Data entries:
=======
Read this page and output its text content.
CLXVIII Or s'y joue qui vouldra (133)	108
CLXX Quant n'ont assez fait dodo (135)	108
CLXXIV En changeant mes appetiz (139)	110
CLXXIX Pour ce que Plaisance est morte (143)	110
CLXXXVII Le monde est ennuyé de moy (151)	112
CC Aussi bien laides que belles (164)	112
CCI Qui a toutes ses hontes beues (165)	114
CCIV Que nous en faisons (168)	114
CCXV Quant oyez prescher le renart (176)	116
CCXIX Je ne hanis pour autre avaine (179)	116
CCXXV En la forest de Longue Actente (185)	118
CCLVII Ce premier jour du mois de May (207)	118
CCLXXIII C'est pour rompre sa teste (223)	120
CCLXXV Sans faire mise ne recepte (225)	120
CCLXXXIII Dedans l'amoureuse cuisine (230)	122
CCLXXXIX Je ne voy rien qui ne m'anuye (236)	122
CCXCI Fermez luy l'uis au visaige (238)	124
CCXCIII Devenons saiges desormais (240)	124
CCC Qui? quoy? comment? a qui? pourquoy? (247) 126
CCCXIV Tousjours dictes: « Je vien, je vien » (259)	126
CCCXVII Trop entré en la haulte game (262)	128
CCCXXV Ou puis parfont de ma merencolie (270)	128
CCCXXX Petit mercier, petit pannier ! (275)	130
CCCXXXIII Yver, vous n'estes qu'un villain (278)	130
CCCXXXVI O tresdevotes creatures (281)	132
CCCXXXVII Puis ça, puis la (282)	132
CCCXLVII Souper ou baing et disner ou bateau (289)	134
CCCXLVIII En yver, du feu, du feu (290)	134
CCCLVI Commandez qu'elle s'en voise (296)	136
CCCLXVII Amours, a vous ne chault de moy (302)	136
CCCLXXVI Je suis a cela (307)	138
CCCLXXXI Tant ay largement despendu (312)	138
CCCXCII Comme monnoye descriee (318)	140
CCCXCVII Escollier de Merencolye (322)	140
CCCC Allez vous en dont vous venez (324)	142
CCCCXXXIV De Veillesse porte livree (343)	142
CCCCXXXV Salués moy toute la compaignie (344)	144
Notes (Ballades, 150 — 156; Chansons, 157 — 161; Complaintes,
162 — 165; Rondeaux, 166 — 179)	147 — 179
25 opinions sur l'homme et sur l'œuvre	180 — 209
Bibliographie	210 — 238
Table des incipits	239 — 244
=======
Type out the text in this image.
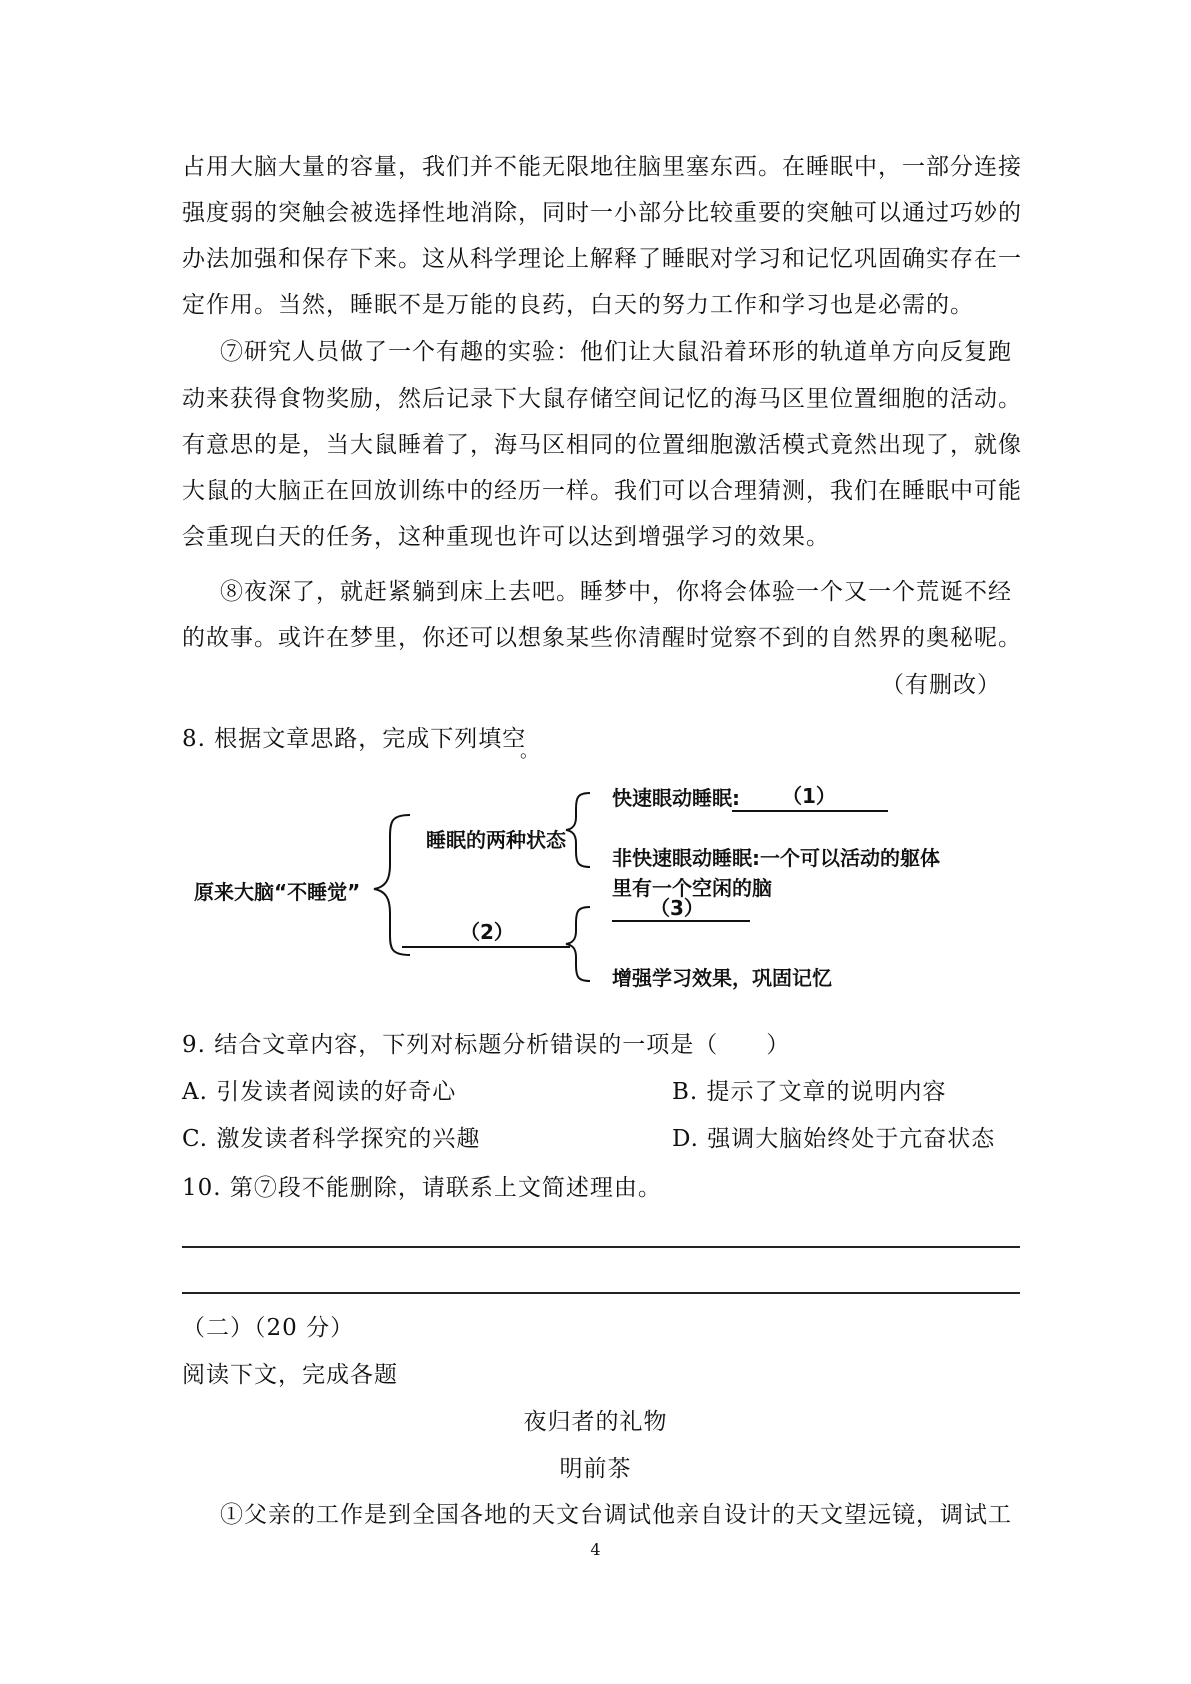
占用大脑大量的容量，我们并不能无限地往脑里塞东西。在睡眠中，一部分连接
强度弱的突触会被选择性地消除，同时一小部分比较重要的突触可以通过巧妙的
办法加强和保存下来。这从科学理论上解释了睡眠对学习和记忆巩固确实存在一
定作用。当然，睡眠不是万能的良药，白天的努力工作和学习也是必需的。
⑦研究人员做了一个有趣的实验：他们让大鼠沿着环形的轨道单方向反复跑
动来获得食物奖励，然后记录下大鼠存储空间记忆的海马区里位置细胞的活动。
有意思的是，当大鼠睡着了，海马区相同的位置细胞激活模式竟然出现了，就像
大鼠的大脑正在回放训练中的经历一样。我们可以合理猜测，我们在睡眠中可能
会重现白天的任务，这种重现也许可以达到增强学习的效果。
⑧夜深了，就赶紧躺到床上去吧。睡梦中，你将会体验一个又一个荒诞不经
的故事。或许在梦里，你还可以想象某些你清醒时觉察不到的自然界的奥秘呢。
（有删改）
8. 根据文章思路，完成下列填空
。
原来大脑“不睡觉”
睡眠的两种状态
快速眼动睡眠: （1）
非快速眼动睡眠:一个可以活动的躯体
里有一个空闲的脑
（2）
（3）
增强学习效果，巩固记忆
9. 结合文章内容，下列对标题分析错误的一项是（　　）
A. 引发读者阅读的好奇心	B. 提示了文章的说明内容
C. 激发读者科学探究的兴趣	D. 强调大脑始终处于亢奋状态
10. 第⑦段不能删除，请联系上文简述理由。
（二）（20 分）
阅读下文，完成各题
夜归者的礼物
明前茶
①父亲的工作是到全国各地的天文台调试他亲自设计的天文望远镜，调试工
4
=======
**THE REQUEST:** Each line that contains the string "vous" counts once; say how many there are and nothing else.

**TASK RESPONSE:** 3